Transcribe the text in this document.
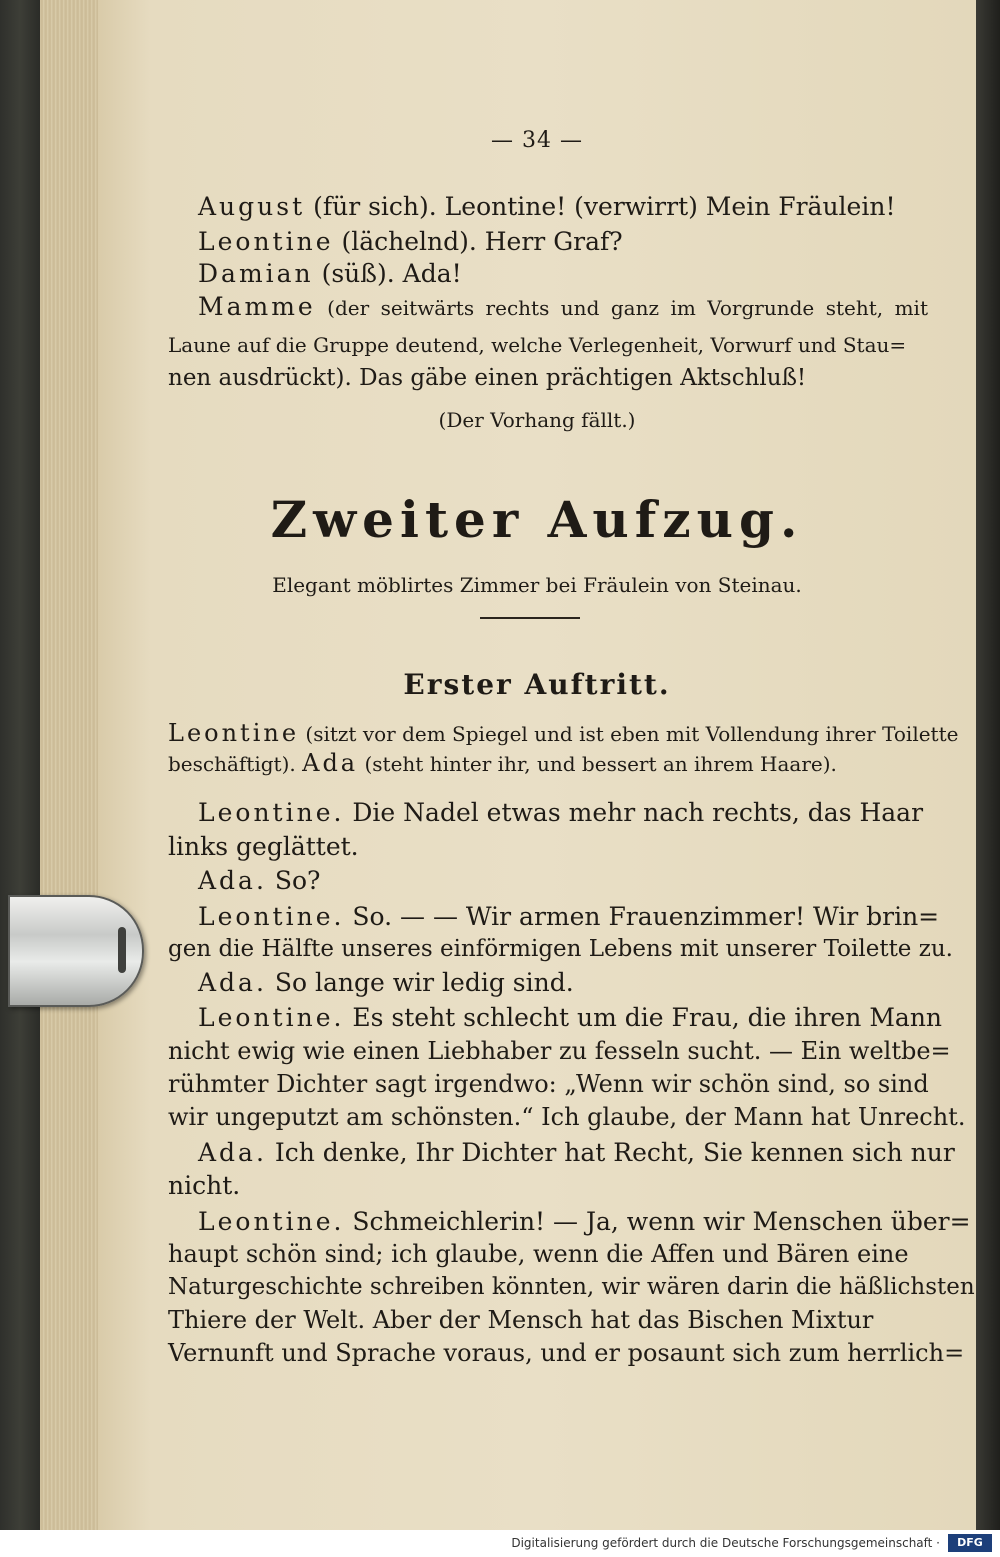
— 34 —
August (für sich). Leontine! (verwirrt) Mein Fräulein!
Leontine (lächelnd). Herr Graf?
Damian (süß). Ada!
Mamme (der seitwärts rechts und ganz im Vorgrunde steht, mit
Laune auf die Gruppe deutend, welche Verlegenheit, Vorwurf und Stau=
nen ausdrückt). Das gäbe einen prächtigen Aktschluß!
(Der Vorhang fällt.)
Zweiter Aufzug.
Elegant möblirtes Zimmer bei Fräulein von Steinau.
Erster Auftritt.
Leontine (sitzt vor dem Spiegel und ist eben mit Vollendung ihrer Toilette
beschäftigt). Ada (steht hinter ihr, und bessert an ihrem Haare).
Leontine. Die Nadel etwas mehr nach rechts, das Haar
links geglättet.
Ada. So?
Leontine. So. — — Wir armen Frauenzimmer! Wir brin=
gen die Hälfte unseres einförmigen Lebens mit unserer Toilette zu.
Ada. So lange wir ledig sind.
Leontine. Es steht schlecht um die Frau, die ihren Mann
nicht ewig wie einen Liebhaber zu fesseln sucht. — Ein weltbe=
rühmter Dichter sagt irgendwo: „Wenn wir schön sind, so sind
wir ungeputzt am schönsten.“ Ich glaube, der Mann hat Unrecht.
Ada. Ich denke, Ihr Dichter hat Recht, Sie kennen sich nur
nicht.
Leontine. Schmeichlerin! — Ja, wenn wir Menschen über=
haupt schön sind; ich glaube, wenn die Affen und Bären eine
Naturgeschichte schreiben könnten, wir wären darin die häßlichsten
Thiere der Welt. Aber der Mensch hat das Bischen Mixtur
Vernunft und Sprache voraus, und er posaunt sich zum herrlich=
Digitalisierung gefördert durch die Deutsche Forschungsgemeinschaft ·	DFG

________________

In this exercise, set down all of the data exactly, without the pictures.

#### Task answer:
Transcribe the text in this document.
— 34 —
August (für sich). Leontine! (verwirrt) Mein Fräulein!
Leontine (lächelnd). Herr Graf?
Damian (süß). Ada!
Mamme (der seitwärts rechts und ganz im Vorgrunde steht, mit
Laune auf die Gruppe deutend, welche Verlegenheit, Vorwurf und Stau=
nen ausdrückt). Das gäbe einen prächtigen Aktschluß!
(Der Vorhang fällt.)
Zweiter Aufzug.
Elegant möblirtes Zimmer bei Fräulein von Steinau.
Erster Auftritt.
Leontine (sitzt vor dem Spiegel und ist eben mit Vollendung ihrer Toilette
beschäftigt). Ada (steht hinter ihr, und bessert an ihrem Haare).
Leontine. Die Nadel etwas mehr nach rechts, das Haar
links geglättet.
Ada. So?
Leontine. So. — — Wir armen Frauenzimmer! Wir brin=
gen die Hälfte unseres einförmigen Lebens mit unserer Toilette zu.
Ada. So lange wir ledig sind.
Leontine. Es steht schlecht um die Frau, die ihren Mann
nicht ewig wie einen Liebhaber zu fesseln sucht. — Ein weltbe=
rühmter Dichter sagt irgendwo: „Wenn wir schön sind, so sind
wir ungeputzt am schönsten.“ Ich glaube, der Mann hat Unrecht.
Ada. Ich denke, Ihr Dichter hat Recht, Sie kennen sich nur
nicht.
Leontine. Schmeichlerin! — Ja, wenn wir Menschen über=
haupt schön sind; ich glaube, wenn die Affen und Bären eine
Naturgeschichte schreiben könnten, wir wären darin die häßlichsten
Thiere der Welt. Aber der Mensch hat das Bischen Mixtur
Vernunft und Sprache voraus, und er posaunt sich zum herrlich=
Digitalisierung gefördert durch die Deutsche Forschungsgemeinschaft ·	DFG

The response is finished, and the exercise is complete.